▶ **Entries provided**:
* * * * *

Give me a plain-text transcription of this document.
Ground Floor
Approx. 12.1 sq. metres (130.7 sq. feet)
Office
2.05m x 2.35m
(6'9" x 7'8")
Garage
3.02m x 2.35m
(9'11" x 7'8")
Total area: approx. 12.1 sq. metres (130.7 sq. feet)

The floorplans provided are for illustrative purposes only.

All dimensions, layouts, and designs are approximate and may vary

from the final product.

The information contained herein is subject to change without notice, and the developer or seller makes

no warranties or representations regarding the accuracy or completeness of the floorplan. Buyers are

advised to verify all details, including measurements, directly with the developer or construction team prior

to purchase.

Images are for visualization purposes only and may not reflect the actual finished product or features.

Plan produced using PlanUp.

* * * * *

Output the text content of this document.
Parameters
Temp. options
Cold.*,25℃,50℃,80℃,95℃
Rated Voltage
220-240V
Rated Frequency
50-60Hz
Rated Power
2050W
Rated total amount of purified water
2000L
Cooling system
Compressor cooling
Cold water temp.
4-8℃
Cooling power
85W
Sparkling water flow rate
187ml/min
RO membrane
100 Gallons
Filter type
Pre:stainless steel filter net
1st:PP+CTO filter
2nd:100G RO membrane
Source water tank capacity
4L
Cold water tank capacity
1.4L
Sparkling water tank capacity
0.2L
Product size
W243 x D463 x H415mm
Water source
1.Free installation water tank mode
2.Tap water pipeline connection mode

* * * * *

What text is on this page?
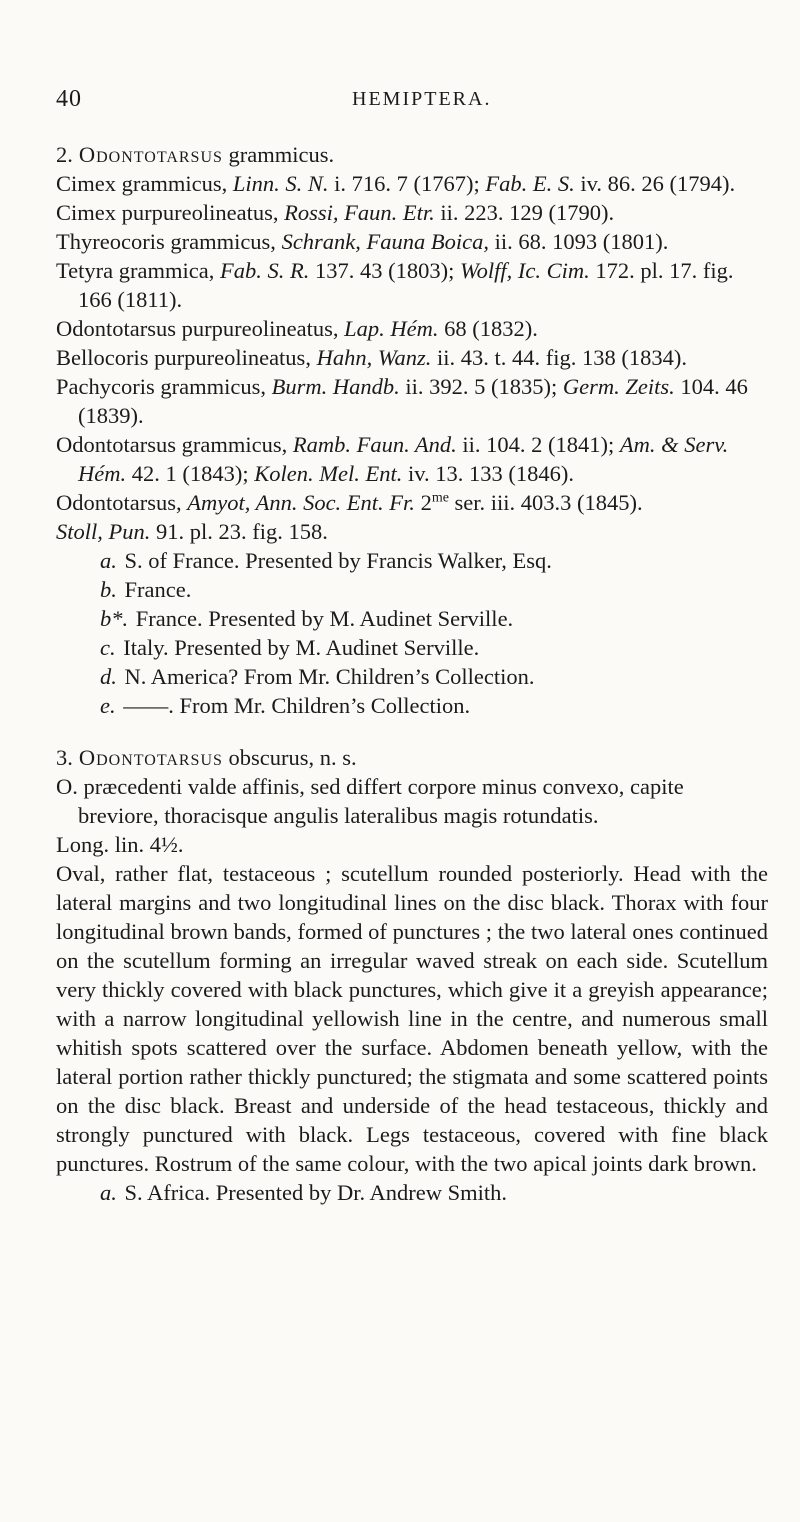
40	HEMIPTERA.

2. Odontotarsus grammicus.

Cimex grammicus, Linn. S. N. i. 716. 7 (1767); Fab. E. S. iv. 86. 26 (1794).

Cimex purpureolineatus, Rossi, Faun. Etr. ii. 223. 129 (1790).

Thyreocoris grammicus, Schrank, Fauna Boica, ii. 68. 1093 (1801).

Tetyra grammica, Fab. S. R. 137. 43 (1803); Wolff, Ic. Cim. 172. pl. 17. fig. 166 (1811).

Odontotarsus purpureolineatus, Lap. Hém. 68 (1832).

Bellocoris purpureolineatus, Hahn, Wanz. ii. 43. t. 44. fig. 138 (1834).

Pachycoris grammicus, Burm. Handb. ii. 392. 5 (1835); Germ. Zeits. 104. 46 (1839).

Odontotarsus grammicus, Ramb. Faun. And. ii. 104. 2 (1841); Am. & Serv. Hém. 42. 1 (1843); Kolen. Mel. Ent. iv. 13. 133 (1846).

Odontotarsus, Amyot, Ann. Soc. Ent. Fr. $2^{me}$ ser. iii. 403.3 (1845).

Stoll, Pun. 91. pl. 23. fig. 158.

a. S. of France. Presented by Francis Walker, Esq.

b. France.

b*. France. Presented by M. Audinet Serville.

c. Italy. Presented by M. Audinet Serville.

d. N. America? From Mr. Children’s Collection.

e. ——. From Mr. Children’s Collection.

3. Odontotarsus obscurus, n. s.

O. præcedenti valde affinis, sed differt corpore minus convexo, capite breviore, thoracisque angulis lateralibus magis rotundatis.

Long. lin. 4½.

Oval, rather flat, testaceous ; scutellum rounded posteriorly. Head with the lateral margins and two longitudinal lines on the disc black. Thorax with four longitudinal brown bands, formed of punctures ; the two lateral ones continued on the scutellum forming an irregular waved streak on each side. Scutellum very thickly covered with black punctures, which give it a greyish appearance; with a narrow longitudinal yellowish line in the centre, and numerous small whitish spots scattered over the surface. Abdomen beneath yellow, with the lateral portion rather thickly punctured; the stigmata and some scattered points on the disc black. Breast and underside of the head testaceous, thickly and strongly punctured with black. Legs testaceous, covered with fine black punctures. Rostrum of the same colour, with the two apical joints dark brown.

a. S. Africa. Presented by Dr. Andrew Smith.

* * * * *

▶ **Short exercise**: Among the entries above, how many lines hold the word "tank"? Reply with only that number.

▶ **Full output**: 4